— START OF DATA SUPPLIED —
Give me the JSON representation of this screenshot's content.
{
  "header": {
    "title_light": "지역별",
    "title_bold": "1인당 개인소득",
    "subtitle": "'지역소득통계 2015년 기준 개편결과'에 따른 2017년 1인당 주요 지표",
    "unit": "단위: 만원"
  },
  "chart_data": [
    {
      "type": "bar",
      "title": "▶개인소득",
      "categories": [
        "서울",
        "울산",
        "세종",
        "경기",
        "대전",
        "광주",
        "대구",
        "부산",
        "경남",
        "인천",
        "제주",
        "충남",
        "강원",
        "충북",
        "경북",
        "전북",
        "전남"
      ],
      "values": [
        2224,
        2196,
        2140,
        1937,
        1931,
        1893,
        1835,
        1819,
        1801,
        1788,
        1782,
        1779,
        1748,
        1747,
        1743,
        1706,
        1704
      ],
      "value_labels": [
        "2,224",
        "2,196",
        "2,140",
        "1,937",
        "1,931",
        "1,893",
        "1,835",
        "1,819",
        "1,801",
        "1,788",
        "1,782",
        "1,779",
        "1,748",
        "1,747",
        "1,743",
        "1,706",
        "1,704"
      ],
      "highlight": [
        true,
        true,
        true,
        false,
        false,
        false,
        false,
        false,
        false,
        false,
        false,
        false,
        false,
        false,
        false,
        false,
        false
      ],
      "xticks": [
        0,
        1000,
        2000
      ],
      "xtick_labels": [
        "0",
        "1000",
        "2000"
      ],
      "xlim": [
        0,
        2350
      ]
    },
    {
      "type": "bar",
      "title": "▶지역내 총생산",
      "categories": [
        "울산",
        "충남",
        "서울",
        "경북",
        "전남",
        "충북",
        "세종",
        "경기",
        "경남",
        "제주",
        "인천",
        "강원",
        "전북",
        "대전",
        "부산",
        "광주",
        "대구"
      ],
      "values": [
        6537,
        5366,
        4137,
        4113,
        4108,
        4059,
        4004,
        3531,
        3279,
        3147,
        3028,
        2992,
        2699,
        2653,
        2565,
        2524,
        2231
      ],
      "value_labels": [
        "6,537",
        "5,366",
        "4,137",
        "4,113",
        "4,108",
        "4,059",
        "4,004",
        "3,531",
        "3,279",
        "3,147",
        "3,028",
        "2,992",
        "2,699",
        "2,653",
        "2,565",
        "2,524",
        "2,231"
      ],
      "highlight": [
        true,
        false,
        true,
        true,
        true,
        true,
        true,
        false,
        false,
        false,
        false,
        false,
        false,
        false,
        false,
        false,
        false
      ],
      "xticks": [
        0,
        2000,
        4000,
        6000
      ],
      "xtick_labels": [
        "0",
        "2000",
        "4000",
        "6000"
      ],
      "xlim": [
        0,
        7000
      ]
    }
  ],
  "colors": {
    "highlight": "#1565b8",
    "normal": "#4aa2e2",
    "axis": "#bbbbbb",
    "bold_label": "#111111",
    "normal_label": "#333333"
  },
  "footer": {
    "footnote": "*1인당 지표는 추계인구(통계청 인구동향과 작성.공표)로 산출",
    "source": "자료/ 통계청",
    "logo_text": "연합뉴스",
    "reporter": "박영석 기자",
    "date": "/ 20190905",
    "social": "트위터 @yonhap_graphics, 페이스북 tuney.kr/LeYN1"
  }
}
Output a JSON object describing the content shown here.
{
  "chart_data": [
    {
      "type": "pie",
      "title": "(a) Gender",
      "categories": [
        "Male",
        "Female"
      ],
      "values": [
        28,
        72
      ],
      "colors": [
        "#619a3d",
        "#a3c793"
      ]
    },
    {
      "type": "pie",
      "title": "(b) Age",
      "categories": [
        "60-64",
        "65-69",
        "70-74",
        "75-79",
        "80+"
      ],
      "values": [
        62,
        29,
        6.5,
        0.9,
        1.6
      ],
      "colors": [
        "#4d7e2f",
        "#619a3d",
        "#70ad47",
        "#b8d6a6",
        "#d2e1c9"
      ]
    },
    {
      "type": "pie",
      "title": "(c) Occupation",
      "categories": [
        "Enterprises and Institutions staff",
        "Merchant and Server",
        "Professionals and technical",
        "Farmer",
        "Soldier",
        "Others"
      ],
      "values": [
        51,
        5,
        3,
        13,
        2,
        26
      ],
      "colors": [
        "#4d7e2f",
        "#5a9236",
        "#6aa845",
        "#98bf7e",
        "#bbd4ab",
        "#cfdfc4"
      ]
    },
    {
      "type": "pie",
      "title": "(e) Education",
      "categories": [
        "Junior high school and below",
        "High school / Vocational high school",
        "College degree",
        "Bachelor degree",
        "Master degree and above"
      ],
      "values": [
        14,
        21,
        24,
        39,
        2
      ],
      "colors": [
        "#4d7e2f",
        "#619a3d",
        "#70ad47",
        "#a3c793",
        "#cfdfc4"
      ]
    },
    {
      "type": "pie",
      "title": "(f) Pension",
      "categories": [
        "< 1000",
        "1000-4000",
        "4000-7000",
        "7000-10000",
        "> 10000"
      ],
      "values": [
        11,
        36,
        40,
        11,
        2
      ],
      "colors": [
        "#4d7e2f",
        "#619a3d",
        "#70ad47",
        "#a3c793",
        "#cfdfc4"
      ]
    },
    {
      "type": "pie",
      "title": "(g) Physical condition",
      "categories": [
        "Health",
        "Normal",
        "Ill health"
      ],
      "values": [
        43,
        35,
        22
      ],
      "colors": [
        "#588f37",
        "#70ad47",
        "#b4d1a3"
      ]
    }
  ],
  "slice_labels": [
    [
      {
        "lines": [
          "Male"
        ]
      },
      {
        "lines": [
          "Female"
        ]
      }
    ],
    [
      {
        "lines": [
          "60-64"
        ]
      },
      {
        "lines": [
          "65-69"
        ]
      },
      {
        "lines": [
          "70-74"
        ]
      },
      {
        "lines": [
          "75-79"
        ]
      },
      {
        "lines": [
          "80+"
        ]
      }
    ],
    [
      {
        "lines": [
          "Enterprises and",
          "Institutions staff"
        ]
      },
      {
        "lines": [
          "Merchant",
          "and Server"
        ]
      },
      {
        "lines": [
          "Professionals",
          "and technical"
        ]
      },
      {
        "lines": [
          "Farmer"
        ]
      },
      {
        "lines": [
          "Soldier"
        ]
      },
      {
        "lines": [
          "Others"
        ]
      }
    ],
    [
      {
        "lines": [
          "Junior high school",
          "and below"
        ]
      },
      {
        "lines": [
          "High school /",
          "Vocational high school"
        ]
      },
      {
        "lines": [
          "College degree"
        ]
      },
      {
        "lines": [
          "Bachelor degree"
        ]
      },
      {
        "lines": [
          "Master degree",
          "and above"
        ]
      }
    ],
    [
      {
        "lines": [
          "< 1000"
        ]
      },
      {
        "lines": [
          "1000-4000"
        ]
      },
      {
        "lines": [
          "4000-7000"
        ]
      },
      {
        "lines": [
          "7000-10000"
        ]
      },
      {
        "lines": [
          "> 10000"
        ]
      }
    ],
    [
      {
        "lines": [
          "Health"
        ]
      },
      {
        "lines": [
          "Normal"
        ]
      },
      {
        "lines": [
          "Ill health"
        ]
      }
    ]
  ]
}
— END OF DATA SUPPLIED —
▶ EXERCISE DIRECTIONS
Say how many lines contain the string "Institutions", giving nothing but the count.

▶ FINISHED EXERCISE
2